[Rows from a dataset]
START

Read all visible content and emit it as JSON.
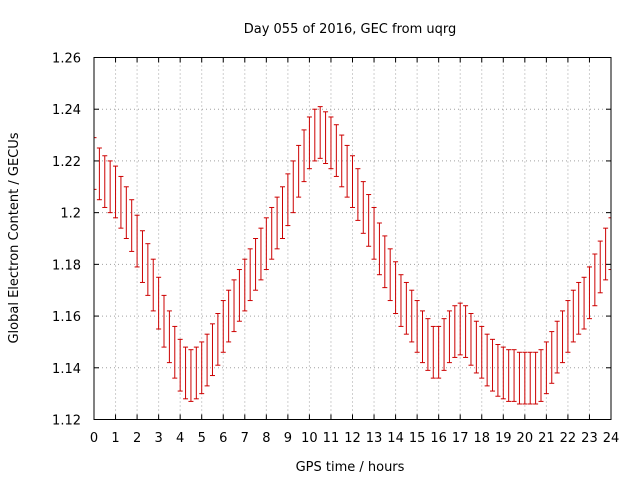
{
  "chart_data": {
    "type": "scatter",
    "title": "Day 055 of 2016, GEC from uqrg",
    "xlabel": "GPS time / hours",
    "ylabel": "Global Electron Content / GECUs",
    "xlim": [
      0,
      24
    ],
    "ylim": [
      1.12,
      1.26
    ],
    "xticks": [
      0,
      1,
      2,
      3,
      4,
      5,
      6,
      7,
      8,
      9,
      10,
      11,
      12,
      13,
      14,
      15,
      16,
      17,
      18,
      19,
      20,
      21,
      22,
      23,
      24
    ],
    "xtick_labels": [
      "0",
      "1",
      "2",
      "3",
      "4",
      "5",
      "6",
      "7",
      "8",
      "9",
      "10",
      "11",
      "12",
      "13",
      "14",
      "15",
      "16",
      "17",
      "18",
      "19",
      "20",
      "21",
      "22",
      "23",
      "24"
    ],
    "yticks": [
      1.12,
      1.14,
      1.16,
      1.18,
      1.2,
      1.22,
      1.24,
      1.26
    ],
    "ytick_labels": [
      "1.12",
      "1.14",
      "1.16",
      "1.18",
      "1.2",
      "1.22",
      "1.24",
      "1.26"
    ],
    "grid": true,
    "legend": "none",
    "series_color": "#cc0000",
    "error_half_width": 0.01,
    "x": [
      0,
      0.25,
      0.5,
      0.75,
      1,
      1.25,
      1.5,
      1.75,
      2,
      2.25,
      2.5,
      2.75,
      3,
      3.25,
      3.5,
      3.75,
      4,
      4.25,
      4.5,
      4.75,
      5,
      5.25,
      5.5,
      5.75,
      6,
      6.25,
      6.5,
      6.75,
      7,
      7.25,
      7.5,
      7.75,
      8,
      8.25,
      8.5,
      8.75,
      9,
      9.25,
      9.5,
      9.75,
      10,
      10.25,
      10.5,
      10.75,
      11,
      11.25,
      11.5,
      11.75,
      12,
      12.25,
      12.5,
      12.75,
      13,
      13.25,
      13.5,
      13.75,
      14,
      14.25,
      14.5,
      14.75,
      15,
      15.25,
      15.5,
      15.75,
      16,
      16.25,
      16.5,
      16.75,
      17,
      17.25,
      17.5,
      17.75,
      18,
      18.25,
      18.5,
      18.75,
      19,
      19.25,
      19.5,
      19.75,
      20,
      20.25,
      20.5,
      20.75,
      21,
      21.25,
      21.5,
      21.75,
      22,
      22.25,
      22.5,
      22.75,
      23,
      23.25,
      23.5,
      23.75,
      24
    ],
    "y": [
      1.219,
      1.215,
      1.212,
      1.21,
      1.208,
      1.204,
      1.2,
      1.195,
      1.189,
      1.183,
      1.178,
      1.172,
      1.165,
      1.158,
      1.152,
      1.146,
      1.141,
      1.138,
      1.137,
      1.138,
      1.14,
      1.143,
      1.147,
      1.151,
      1.156,
      1.16,
      1.164,
      1.168,
      1.172,
      1.176,
      1.18,
      1.184,
      1.188,
      1.192,
      1.196,
      1.2,
      1.205,
      1.21,
      1.216,
      1.222,
      1.227,
      1.23,
      1.231,
      1.229,
      1.227,
      1.224,
      1.22,
      1.216,
      1.212,
      1.207,
      1.202,
      1.197,
      1.192,
      1.186,
      1.181,
      1.176,
      1.171,
      1.166,
      1.163,
      1.16,
      1.156,
      1.152,
      1.149,
      1.146,
      1.146,
      1.149,
      1.152,
      1.154,
      1.155,
      1.154,
      1.151,
      1.148,
      1.146,
      1.143,
      1.141,
      1.139,
      1.138,
      1.137,
      1.137,
      1.136,
      1.136,
      1.136,
      1.136,
      1.137,
      1.14,
      1.144,
      1.148,
      1.152,
      1.156,
      1.16,
      1.163,
      1.165,
      1.169,
      1.174,
      1.179,
      1.184,
      1.188
    ]
  }
}
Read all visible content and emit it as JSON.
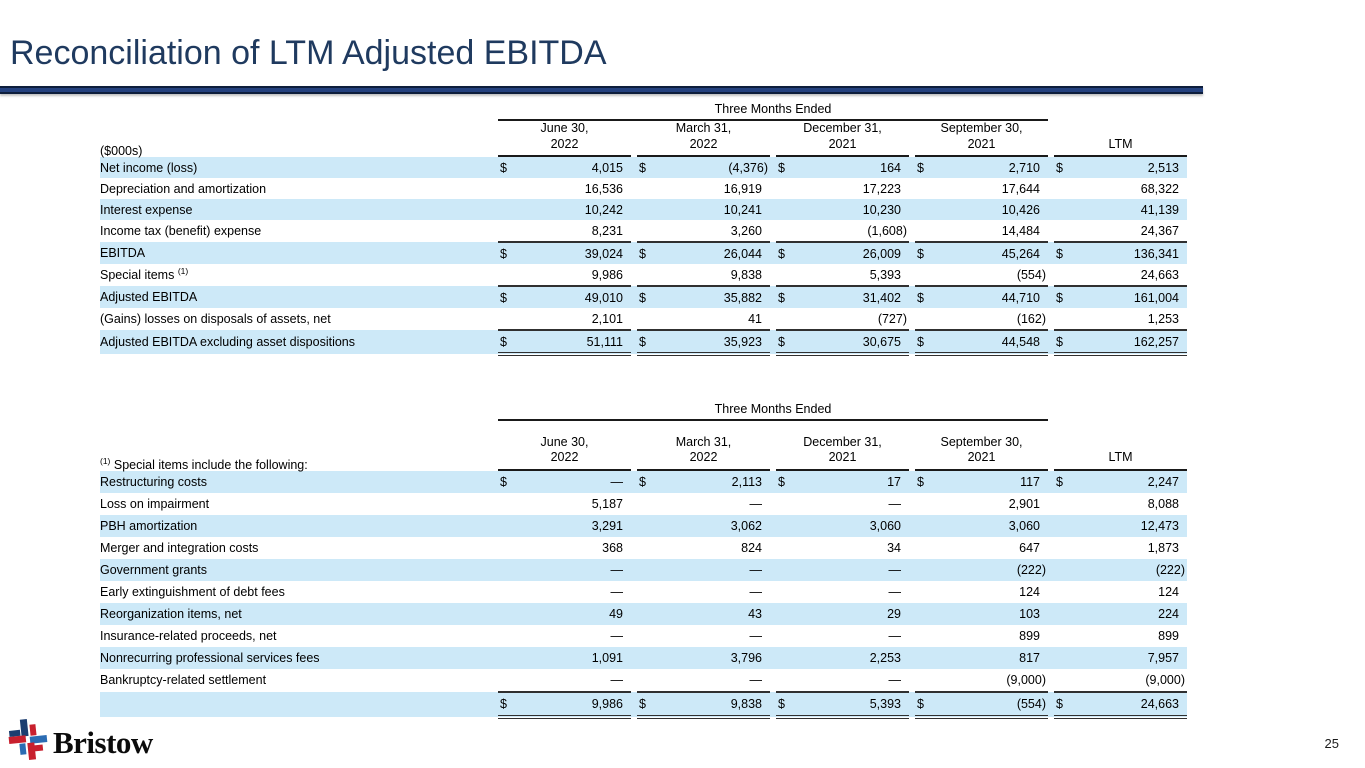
{
  "slide": {
    "title": "Reconciliation of LTM Adjusted EBITDA",
    "page_number": "25",
    "logo_text": "Bristow"
  },
  "colors": {
    "title": "#1f3a5f",
    "title_rule": "#24417e",
    "row_band": "#cde9f8",
    "logo_red": "#c8202e",
    "logo_navy": "#1c3e70",
    "logo_blue": "#2b6cb3"
  },
  "tables": [
    {
      "span_header": "Three Months Ended",
      "corner_label": {
        "sup": "",
        "text": "($000s)"
      },
      "columns": [
        {
          "line1": "June 30,",
          "line2": "2022"
        },
        {
          "line1": "March 31,",
          "line2": "2022"
        },
        {
          "line1": "December 31,",
          "line2": "2021"
        },
        {
          "line1": "September 30,",
          "line2": "2021"
        },
        {
          "line1": "LTM",
          "line2": ""
        }
      ],
      "rows": [
        {
          "label": "Net income (loss)",
          "sup": "",
          "indent": 0,
          "dollar": true,
          "band": true,
          "bt": false,
          "dbb": false,
          "values": [
            "4,015",
            "(4,376)",
            "164",
            "2,710",
            "2,513"
          ]
        },
        {
          "label": "Depreciation and amortization",
          "sup": "",
          "indent": 1,
          "dollar": false,
          "band": false,
          "bt": false,
          "dbb": false,
          "values": [
            "16,536",
            "16,919",
            "17,223",
            "17,644",
            "68,322"
          ]
        },
        {
          "label": "Interest expense",
          "sup": "",
          "indent": 1,
          "dollar": false,
          "band": true,
          "bt": false,
          "dbb": false,
          "values": [
            "10,242",
            "10,241",
            "10,230",
            "10,426",
            "41,139"
          ]
        },
        {
          "label": "Income tax (benefit) expense",
          "sup": "",
          "indent": 1,
          "dollar": false,
          "band": false,
          "bt": false,
          "dbb": false,
          "values": [
            "8,231",
            "3,260",
            "(1,608)",
            "14,484",
            "24,367"
          ]
        },
        {
          "label": "EBITDA",
          "sup": "",
          "indent": 0,
          "dollar": true,
          "band": true,
          "bt": true,
          "dbb": false,
          "values": [
            "39,024",
            "26,044",
            "26,009",
            "45,264",
            "136,341"
          ]
        },
        {
          "label": "Special items",
          "sup": "(1)",
          "indent": 1,
          "dollar": false,
          "band": false,
          "bt": false,
          "dbb": false,
          "values": [
            "9,986",
            "9,838",
            "5,393",
            "(554)",
            "24,663"
          ]
        },
        {
          "label": "Adjusted EBITDA",
          "sup": "",
          "indent": 0,
          "dollar": true,
          "band": true,
          "bt": true,
          "dbb": false,
          "values": [
            "49,010",
            "35,882",
            "31,402",
            "44,710",
            "161,004"
          ]
        },
        {
          "label": "(Gains) losses on disposals of assets, net",
          "sup": "",
          "indent": 2,
          "dollar": false,
          "band": false,
          "bt": false,
          "dbb": false,
          "values": [
            "2,101",
            "41",
            "(727)",
            "(162)",
            "1,253"
          ]
        },
        {
          "label": "Adjusted EBITDA excluding asset dispositions",
          "sup": "",
          "indent": 0,
          "dollar": true,
          "band": true,
          "bt": true,
          "dbb": true,
          "values": [
            "51,111",
            "35,923",
            "30,675",
            "44,548",
            "162,257"
          ]
        }
      ]
    },
    {
      "span_header": "Three Months Ended",
      "corner_label": {
        "sup": "(1)",
        "text": "Special items include the following:"
      },
      "columns": [
        {
          "line1": "June 30,",
          "line2": "2022"
        },
        {
          "line1": "March 31,",
          "line2": "2022"
        },
        {
          "line1": "December 31,",
          "line2": "2021"
        },
        {
          "line1": "September 30,",
          "line2": "2021"
        },
        {
          "line1": "LTM",
          "line2": ""
        }
      ],
      "rows": [
        {
          "label": "Restructuring costs",
          "sup": "",
          "indent": 0,
          "dollar": true,
          "band": true,
          "bt": false,
          "dbb": false,
          "values": [
            "—",
            "2,113",
            "17",
            "117",
            "2,247"
          ]
        },
        {
          "label": "Loss on impairment",
          "sup": "",
          "indent": 0,
          "dollar": false,
          "band": false,
          "bt": false,
          "dbb": false,
          "values": [
            "5,187",
            "—",
            "—",
            "2,901",
            "8,088"
          ]
        },
        {
          "label": "PBH amortization",
          "sup": "",
          "indent": 0,
          "dollar": false,
          "band": true,
          "bt": false,
          "dbb": false,
          "values": [
            "3,291",
            "3,062",
            "3,060",
            "3,060",
            "12,473"
          ]
        },
        {
          "label": "Merger and integration costs",
          "sup": "",
          "indent": 0,
          "dollar": false,
          "band": false,
          "bt": false,
          "dbb": false,
          "values": [
            "368",
            "824",
            "34",
            "647",
            "1,873"
          ]
        },
        {
          "label": "Government grants",
          "sup": "",
          "indent": 0,
          "dollar": false,
          "band": true,
          "bt": false,
          "dbb": false,
          "values": [
            "—",
            "—",
            "—",
            "(222)",
            "(222)"
          ]
        },
        {
          "label": "Early extinguishment of debt fees",
          "sup": "",
          "indent": 0,
          "dollar": false,
          "band": false,
          "bt": false,
          "dbb": false,
          "values": [
            "—",
            "—",
            "—",
            "124",
            "124"
          ]
        },
        {
          "label": "Reorganization items, net",
          "sup": "",
          "indent": 0,
          "dollar": false,
          "band": true,
          "bt": false,
          "dbb": false,
          "values": [
            "49",
            "43",
            "29",
            "103",
            "224"
          ]
        },
        {
          "label": "Insurance-related proceeds, net",
          "sup": "",
          "indent": 0,
          "dollar": false,
          "band": false,
          "bt": false,
          "dbb": false,
          "values": [
            "—",
            "—",
            "—",
            "899",
            "899"
          ]
        },
        {
          "label": "Nonrecurring professional services fees",
          "sup": "",
          "indent": 0,
          "dollar": false,
          "band": true,
          "bt": false,
          "dbb": false,
          "values": [
            "1,091",
            "3,796",
            "2,253",
            "817",
            "7,957"
          ]
        },
        {
          "label": "Bankruptcy-related settlement",
          "sup": "",
          "indent": 0,
          "dollar": false,
          "band": false,
          "bt": false,
          "dbb": false,
          "values": [
            "—",
            "—",
            "—",
            "(9,000)",
            "(9,000)"
          ]
        },
        {
          "label": "",
          "sup": "",
          "indent": 0,
          "dollar": true,
          "band": true,
          "bt": true,
          "dbb": true,
          "values": [
            "9,986",
            "9,838",
            "5,393",
            "(554)",
            "24,663"
          ]
        }
      ]
    }
  ]
}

END

# Problem description:
Extract each line holding the string "costs".

# Result for this task:
          "label": "Restructuring costs",
          "label": "Merger and integration costs",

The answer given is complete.